_THE PROBLEM_: Go through the records and extract every line with the word "ylabel".

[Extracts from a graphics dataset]

--- --- ---

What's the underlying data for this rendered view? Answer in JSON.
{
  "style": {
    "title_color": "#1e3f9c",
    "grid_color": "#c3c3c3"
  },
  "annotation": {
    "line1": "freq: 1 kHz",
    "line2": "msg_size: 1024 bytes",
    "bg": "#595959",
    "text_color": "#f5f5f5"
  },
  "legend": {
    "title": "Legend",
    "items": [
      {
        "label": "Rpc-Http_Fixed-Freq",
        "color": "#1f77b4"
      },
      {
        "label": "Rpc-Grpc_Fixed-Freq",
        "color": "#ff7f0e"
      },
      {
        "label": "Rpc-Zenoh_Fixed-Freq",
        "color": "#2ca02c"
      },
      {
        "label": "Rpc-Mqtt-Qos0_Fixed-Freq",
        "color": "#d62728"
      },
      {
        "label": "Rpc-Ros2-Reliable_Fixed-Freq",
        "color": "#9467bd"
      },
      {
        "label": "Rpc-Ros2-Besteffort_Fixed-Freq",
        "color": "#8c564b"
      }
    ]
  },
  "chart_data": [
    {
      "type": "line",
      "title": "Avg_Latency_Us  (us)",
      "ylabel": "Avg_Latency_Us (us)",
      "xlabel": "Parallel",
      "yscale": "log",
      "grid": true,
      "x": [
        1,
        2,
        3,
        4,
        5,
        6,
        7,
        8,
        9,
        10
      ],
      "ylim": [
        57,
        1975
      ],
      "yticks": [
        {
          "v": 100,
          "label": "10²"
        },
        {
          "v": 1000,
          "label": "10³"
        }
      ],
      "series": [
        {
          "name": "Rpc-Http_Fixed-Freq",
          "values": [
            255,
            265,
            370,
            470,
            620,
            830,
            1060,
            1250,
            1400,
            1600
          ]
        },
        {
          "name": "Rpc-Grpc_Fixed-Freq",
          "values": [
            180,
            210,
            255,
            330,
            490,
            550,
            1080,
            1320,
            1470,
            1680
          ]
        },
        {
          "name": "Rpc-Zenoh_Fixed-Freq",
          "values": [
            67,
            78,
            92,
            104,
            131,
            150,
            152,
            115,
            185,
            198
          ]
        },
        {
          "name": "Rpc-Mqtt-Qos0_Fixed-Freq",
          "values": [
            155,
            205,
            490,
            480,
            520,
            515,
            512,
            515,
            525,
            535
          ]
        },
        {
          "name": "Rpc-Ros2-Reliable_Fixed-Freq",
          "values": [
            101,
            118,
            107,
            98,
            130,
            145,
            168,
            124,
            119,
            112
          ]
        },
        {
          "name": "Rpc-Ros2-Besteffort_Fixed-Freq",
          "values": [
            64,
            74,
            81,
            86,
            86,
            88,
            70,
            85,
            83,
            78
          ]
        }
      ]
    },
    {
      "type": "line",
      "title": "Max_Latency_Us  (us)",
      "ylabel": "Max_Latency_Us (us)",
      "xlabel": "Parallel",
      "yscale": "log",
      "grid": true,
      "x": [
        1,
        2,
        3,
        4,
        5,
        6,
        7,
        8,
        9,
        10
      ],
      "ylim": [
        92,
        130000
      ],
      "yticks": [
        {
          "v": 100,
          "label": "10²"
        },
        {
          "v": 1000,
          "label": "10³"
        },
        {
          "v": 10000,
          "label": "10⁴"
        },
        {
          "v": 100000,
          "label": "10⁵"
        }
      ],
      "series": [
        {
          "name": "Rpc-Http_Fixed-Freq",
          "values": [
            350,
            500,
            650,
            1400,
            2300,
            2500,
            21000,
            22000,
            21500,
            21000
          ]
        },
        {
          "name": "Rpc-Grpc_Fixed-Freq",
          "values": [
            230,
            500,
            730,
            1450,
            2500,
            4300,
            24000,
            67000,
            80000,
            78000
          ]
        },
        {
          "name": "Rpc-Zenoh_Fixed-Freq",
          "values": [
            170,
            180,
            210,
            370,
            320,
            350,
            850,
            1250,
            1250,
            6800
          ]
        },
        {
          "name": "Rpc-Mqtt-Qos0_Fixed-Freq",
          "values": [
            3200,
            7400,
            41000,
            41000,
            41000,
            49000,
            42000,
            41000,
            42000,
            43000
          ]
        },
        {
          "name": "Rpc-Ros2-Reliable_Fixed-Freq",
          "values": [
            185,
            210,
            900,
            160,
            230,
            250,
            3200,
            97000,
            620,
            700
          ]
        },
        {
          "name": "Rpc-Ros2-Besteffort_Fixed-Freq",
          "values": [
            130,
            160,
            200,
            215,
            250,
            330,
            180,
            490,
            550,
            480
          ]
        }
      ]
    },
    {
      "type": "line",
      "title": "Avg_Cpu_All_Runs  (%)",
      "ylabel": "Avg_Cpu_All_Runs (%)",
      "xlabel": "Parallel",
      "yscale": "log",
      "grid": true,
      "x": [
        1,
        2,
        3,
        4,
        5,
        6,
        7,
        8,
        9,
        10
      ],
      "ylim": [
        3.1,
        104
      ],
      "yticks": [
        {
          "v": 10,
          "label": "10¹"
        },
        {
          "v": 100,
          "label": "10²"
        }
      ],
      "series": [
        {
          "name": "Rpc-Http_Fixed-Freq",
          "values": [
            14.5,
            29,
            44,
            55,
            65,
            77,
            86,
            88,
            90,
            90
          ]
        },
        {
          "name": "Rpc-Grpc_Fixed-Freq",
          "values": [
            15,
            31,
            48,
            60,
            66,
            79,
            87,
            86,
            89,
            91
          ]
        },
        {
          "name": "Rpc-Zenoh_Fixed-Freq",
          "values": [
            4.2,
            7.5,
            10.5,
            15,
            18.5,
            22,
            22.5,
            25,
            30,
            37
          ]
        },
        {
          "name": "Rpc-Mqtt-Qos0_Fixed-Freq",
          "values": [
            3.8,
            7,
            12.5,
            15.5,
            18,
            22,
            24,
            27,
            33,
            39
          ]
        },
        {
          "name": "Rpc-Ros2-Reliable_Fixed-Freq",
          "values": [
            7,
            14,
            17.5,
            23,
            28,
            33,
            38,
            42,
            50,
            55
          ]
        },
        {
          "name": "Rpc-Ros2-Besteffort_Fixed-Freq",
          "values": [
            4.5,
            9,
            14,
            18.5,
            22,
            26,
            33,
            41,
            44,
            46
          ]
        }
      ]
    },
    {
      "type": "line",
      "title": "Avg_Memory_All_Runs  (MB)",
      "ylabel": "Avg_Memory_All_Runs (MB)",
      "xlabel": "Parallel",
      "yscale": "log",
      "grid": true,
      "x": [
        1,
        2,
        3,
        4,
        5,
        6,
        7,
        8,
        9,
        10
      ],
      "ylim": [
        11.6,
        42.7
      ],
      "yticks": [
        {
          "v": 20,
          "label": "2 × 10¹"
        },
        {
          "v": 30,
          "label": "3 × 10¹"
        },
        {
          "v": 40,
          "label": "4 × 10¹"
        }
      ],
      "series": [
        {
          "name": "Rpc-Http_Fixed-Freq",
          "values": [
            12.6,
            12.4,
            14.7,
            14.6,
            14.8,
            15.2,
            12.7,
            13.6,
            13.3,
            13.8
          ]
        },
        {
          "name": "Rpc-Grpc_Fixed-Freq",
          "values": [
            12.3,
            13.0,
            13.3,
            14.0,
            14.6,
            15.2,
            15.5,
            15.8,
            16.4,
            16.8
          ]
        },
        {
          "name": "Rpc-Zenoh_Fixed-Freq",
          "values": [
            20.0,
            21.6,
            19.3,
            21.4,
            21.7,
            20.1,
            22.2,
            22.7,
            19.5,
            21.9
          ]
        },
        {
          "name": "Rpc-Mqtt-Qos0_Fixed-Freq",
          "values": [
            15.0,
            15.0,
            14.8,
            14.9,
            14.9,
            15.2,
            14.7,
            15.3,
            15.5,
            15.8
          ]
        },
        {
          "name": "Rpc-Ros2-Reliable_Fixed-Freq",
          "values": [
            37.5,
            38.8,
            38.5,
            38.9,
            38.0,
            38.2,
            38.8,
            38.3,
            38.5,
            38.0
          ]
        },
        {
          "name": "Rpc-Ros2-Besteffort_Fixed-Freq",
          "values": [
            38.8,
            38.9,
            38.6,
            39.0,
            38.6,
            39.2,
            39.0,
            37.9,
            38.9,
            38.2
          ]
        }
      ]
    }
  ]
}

--- --- ---

_REPLY TO THE EXERCISE_:
      "ylabel": "Avg_Latency_Us (us)",
      "ylabel": "Max_Latency_Us (us)",
      "ylabel": "Avg_Cpu_All_Runs (%)",
      "ylabel": "Avg_Memory_All_Runs (MB)",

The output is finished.